## [EXERCISE DIRECTIONS]
Rename "data-point" to "marker" in every item below, and give the lines back with nothing else altered.

________________________

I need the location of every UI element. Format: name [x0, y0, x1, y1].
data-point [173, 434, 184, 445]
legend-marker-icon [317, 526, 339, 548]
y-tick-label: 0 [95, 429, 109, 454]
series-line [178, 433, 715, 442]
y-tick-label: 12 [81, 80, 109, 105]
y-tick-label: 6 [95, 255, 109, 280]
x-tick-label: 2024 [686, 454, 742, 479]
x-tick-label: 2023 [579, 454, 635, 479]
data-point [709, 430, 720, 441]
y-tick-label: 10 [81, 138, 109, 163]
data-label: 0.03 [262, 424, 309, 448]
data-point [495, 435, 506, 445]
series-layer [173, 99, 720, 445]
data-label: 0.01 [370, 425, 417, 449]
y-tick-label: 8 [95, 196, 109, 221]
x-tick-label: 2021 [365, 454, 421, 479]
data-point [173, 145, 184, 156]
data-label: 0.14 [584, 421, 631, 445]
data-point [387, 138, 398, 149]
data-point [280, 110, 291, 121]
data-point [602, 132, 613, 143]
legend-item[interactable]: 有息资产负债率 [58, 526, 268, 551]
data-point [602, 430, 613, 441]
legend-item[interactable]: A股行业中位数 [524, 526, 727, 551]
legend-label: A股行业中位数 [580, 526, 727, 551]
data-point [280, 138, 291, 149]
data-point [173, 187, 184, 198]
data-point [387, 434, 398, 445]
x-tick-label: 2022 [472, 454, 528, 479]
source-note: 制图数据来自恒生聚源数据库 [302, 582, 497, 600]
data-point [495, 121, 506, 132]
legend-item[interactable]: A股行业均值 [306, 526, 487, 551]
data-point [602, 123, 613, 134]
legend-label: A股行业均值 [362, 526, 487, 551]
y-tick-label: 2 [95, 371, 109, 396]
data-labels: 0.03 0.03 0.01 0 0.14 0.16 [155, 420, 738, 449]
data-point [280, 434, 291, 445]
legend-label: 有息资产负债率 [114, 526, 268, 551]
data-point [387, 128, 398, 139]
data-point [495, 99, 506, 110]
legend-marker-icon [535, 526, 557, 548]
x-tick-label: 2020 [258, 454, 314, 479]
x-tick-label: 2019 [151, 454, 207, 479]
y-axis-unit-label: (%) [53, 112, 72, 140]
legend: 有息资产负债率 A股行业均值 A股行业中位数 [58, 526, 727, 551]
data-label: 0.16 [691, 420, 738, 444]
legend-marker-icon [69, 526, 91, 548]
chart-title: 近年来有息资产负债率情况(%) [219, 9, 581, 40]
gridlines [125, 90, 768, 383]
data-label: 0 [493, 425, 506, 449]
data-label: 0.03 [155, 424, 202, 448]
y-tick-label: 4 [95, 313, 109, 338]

________________________

## [WRITTEN REPLY]
I need the location of every UI element. Format: name [x0, y0, x1, y1].
marker [173, 434, 184, 445]
legend-marker-icon [317, 526, 339, 548]
y-tick-label: 0 [95, 429, 109, 454]
series-line [178, 433, 715, 442]
y-tick-label: 12 [81, 80, 109, 105]
y-tick-label: 6 [95, 255, 109, 280]
x-tick-label: 2024 [686, 454, 742, 479]
x-tick-label: 2023 [579, 454, 635, 479]
marker [709, 430, 720, 441]
y-tick-label: 10 [81, 138, 109, 163]
data-label: 0.03 [262, 424, 309, 448]
marker [495, 435, 506, 445]
series-layer [173, 99, 720, 445]
data-label: 0.01 [370, 425, 417, 449]
y-tick-label: 8 [95, 196, 109, 221]
x-tick-label: 2021 [365, 454, 421, 479]
marker [173, 145, 184, 156]
data-label: 0.14 [584, 421, 631, 445]
marker [387, 138, 398, 149]
marker [280, 110, 291, 121]
marker [602, 132, 613, 143]
legend-item[interactable]: 有息资产负债率 [58, 526, 268, 551]
marker [602, 430, 613, 441]
legend-item[interactable]: A股行业中位数 [524, 526, 727, 551]
legend-label: A股行业中位数 [580, 526, 727, 551]
marker [280, 138, 291, 149]
marker [173, 187, 184, 198]
marker [387, 434, 398, 445]
x-tick-label: 2022 [472, 454, 528, 479]
source-note: 制图数据来自恒生聚源数据库 [302, 582, 497, 600]
marker [495, 121, 506, 132]
legend-item[interactable]: A股行业均值 [306, 526, 487, 551]
marker [602, 123, 613, 134]
legend-label: A股行业均值 [362, 526, 487, 551]
y-tick-label: 2 [95, 371, 109, 396]
data-labels: 0.03 0.03 0.01 0 0.14 0.16 [155, 420, 738, 449]
marker [280, 434, 291, 445]
legend-label: 有息资产负债率 [114, 526, 268, 551]
marker [387, 128, 398, 139]
marker [495, 99, 506, 110]
legend-marker-icon [535, 526, 557, 548]
x-tick-label: 2020 [258, 454, 314, 479]
x-tick-label: 2019 [151, 454, 207, 479]
y-axis-unit-label: (%) [53, 112, 72, 140]
legend: 有息资产负债率 A股行业均值 A股行业中位数 [58, 526, 727, 551]
data-label: 0.16 [691, 420, 738, 444]
legend-marker-icon [69, 526, 91, 548]
chart-title: 近年来有息资产负债率情况(%) [219, 9, 581, 40]
gridlines [125, 90, 768, 383]
data-label: 0 [493, 425, 506, 449]
data-label: 0.03 [155, 424, 202, 448]
y-tick-label: 4 [95, 313, 109, 338]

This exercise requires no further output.